▶ **TASK BRIEF**: Find the word "close" in the data. Return every line where it appears.

▶ **RAW RECORDS**:

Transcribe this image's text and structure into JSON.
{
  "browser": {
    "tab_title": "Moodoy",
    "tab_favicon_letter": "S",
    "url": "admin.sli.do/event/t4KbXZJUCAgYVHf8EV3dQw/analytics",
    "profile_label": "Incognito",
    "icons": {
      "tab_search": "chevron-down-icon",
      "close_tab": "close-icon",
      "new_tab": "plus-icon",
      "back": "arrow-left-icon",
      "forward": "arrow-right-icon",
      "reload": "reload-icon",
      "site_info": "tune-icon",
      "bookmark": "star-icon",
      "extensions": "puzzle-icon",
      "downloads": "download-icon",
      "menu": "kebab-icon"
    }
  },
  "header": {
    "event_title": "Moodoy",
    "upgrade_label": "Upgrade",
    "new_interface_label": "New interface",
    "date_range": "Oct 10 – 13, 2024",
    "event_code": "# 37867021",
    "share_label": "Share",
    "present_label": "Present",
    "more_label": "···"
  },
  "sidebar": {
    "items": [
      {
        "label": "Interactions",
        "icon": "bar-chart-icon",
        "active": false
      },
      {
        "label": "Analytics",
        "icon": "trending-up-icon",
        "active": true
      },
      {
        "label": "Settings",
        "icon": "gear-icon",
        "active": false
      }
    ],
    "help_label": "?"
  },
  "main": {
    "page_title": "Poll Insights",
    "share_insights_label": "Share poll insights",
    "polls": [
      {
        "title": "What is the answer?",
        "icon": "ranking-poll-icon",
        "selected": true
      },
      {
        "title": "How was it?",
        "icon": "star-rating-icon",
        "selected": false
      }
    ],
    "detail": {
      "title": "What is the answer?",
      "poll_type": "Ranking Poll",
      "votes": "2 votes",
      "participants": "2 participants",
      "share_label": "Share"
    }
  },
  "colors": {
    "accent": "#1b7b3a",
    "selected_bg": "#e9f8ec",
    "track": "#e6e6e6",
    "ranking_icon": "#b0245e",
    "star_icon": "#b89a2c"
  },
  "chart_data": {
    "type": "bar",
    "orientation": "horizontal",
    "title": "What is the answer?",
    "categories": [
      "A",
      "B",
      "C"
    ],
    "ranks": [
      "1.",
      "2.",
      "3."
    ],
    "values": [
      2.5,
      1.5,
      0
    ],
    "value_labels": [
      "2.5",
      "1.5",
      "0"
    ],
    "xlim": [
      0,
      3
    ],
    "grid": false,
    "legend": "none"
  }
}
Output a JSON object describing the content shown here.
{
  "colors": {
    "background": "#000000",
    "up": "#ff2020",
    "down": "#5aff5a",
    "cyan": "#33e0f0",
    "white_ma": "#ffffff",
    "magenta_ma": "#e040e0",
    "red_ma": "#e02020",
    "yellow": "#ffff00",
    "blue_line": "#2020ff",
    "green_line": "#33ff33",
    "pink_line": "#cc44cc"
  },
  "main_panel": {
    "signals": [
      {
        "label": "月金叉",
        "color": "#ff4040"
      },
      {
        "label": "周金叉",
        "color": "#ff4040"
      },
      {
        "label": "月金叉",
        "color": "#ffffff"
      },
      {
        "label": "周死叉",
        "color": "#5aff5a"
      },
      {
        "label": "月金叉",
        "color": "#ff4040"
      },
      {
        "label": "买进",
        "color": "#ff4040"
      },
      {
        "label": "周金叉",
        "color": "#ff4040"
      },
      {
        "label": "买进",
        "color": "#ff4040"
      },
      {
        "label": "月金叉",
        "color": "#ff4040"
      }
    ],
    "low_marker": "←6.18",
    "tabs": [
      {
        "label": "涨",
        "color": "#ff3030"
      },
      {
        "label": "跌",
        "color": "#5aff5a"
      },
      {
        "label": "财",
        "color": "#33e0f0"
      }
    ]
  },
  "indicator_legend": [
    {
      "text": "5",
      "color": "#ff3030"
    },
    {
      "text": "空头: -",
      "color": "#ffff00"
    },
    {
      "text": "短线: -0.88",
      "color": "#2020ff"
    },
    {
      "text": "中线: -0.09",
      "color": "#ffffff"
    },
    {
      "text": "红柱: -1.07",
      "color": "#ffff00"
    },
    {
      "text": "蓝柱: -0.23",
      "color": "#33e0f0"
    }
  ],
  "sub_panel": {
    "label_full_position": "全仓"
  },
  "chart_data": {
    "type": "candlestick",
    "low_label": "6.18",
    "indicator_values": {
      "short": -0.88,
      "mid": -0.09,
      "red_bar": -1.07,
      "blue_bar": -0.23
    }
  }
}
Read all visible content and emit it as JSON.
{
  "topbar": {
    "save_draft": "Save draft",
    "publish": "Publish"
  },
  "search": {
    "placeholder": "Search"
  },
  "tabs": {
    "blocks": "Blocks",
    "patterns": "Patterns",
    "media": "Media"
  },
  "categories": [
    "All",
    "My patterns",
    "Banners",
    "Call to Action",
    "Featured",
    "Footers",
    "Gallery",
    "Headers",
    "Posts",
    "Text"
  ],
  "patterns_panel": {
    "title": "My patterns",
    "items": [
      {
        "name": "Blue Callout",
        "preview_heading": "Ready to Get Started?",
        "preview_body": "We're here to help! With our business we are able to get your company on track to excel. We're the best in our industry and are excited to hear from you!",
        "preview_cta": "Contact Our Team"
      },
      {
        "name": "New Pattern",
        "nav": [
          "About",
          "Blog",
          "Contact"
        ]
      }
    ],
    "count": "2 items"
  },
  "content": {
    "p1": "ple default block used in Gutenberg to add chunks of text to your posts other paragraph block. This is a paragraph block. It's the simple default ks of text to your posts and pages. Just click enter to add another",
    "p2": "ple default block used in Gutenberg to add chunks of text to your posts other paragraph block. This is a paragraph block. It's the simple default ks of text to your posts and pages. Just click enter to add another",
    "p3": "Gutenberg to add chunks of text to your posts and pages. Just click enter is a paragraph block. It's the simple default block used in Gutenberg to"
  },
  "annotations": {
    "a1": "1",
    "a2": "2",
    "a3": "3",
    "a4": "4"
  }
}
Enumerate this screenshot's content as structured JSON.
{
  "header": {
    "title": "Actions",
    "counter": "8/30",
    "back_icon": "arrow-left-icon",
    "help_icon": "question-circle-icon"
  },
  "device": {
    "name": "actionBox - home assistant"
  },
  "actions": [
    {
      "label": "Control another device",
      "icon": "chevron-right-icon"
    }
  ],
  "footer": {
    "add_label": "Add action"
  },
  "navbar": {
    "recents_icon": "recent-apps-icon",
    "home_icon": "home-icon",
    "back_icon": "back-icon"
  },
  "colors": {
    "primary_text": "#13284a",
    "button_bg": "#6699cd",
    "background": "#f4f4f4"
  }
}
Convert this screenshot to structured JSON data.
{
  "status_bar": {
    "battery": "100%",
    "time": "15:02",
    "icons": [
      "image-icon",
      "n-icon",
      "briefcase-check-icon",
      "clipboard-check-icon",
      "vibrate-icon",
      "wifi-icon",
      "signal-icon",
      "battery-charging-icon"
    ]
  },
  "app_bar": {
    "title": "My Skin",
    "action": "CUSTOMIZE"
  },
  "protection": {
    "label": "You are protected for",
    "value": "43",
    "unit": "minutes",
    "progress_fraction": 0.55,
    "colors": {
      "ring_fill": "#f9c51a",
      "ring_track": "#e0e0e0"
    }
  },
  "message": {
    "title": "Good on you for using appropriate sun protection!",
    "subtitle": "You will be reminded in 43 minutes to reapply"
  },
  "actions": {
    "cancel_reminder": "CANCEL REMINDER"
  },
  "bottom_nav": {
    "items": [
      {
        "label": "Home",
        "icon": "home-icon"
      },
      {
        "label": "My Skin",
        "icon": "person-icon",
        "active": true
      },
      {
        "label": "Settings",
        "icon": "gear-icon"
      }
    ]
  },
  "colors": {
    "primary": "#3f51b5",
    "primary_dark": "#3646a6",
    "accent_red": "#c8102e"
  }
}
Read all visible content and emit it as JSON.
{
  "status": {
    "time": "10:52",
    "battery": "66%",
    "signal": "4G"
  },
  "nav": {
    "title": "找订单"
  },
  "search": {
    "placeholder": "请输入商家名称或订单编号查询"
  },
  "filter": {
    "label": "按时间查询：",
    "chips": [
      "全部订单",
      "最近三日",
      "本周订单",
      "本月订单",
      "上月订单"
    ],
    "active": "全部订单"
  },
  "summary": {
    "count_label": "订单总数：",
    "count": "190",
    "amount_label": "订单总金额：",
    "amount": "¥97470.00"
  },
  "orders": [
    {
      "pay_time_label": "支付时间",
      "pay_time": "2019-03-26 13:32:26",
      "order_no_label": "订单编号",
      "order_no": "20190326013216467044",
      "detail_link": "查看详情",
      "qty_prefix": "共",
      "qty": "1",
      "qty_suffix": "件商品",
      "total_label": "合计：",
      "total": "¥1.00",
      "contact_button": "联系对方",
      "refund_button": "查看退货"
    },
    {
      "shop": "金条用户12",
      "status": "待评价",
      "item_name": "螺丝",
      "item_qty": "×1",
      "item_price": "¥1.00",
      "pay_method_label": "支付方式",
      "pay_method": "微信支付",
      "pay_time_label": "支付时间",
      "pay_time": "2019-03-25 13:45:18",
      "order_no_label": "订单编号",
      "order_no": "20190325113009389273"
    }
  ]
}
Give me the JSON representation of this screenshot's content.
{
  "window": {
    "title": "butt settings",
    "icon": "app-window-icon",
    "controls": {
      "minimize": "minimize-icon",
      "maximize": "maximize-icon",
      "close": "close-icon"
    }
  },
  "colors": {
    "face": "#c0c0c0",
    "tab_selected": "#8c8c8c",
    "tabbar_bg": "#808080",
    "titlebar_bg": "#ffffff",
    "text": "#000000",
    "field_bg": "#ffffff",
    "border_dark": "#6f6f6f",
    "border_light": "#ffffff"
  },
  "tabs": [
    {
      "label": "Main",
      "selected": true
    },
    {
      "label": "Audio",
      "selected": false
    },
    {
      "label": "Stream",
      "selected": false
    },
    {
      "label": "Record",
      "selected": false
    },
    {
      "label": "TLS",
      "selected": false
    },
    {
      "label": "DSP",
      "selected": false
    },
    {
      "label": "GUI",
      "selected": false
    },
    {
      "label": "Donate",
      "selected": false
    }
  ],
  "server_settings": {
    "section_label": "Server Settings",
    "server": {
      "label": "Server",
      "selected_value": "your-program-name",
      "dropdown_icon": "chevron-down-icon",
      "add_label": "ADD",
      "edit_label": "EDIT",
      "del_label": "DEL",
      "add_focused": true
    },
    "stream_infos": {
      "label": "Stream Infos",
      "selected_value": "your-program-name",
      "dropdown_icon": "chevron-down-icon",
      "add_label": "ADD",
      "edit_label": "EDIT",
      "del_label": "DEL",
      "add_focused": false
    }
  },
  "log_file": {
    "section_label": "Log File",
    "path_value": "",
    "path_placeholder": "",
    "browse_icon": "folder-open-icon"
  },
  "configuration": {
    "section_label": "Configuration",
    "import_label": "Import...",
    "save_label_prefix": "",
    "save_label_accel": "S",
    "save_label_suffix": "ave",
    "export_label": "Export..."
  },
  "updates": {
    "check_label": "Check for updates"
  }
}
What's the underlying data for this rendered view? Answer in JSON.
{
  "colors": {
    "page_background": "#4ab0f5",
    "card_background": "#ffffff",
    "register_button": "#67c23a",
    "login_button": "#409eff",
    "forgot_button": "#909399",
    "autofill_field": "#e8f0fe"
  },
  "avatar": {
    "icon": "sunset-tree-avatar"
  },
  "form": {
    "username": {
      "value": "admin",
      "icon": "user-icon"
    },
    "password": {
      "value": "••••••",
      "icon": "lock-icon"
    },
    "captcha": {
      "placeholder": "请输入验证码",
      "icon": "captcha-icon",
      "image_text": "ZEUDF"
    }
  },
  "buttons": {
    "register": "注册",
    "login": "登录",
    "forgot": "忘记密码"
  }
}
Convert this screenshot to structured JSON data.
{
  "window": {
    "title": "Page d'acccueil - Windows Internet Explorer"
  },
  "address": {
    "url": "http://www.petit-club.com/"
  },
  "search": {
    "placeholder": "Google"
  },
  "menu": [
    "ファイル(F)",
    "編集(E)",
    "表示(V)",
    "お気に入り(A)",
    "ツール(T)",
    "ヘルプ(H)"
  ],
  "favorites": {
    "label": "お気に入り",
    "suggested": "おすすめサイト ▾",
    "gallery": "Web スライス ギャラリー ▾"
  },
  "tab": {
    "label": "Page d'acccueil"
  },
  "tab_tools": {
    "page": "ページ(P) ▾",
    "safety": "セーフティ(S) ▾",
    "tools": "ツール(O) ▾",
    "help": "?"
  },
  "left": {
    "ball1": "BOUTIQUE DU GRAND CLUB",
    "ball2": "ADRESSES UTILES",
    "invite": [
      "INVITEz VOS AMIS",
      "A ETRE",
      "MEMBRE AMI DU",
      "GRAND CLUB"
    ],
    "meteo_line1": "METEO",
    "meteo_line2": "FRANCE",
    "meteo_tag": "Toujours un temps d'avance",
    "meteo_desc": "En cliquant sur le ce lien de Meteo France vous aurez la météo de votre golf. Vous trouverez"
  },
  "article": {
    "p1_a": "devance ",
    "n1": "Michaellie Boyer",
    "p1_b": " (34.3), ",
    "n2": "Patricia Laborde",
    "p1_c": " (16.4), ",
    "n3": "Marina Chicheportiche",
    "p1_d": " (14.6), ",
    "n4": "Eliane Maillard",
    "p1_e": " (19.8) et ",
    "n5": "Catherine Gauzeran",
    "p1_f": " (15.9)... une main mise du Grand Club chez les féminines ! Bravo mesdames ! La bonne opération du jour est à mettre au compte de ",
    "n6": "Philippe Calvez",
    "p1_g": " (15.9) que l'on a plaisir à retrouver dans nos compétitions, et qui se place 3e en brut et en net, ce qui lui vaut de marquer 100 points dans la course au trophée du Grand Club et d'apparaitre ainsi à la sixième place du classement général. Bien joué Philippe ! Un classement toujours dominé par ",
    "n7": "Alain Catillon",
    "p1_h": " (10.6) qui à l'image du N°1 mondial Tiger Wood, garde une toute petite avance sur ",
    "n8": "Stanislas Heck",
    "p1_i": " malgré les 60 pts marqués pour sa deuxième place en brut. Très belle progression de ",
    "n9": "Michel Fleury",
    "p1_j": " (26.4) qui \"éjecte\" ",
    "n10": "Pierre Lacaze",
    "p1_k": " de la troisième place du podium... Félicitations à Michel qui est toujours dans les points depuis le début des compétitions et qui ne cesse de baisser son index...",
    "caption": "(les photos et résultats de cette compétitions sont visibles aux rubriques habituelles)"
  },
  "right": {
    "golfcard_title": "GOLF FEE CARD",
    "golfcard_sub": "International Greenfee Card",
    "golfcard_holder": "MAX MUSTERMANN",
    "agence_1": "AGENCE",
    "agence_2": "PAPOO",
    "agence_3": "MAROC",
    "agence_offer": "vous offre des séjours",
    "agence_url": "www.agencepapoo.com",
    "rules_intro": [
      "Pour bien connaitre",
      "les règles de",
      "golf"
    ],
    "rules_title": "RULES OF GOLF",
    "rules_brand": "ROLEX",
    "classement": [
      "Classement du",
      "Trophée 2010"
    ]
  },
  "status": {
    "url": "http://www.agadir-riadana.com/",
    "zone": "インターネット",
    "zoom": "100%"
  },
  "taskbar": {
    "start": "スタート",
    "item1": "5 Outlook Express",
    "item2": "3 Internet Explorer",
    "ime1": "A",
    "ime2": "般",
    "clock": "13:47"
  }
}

▶ **TASK RESULT**:
      "close_tab": "close-icon",
      "close": "close-icon"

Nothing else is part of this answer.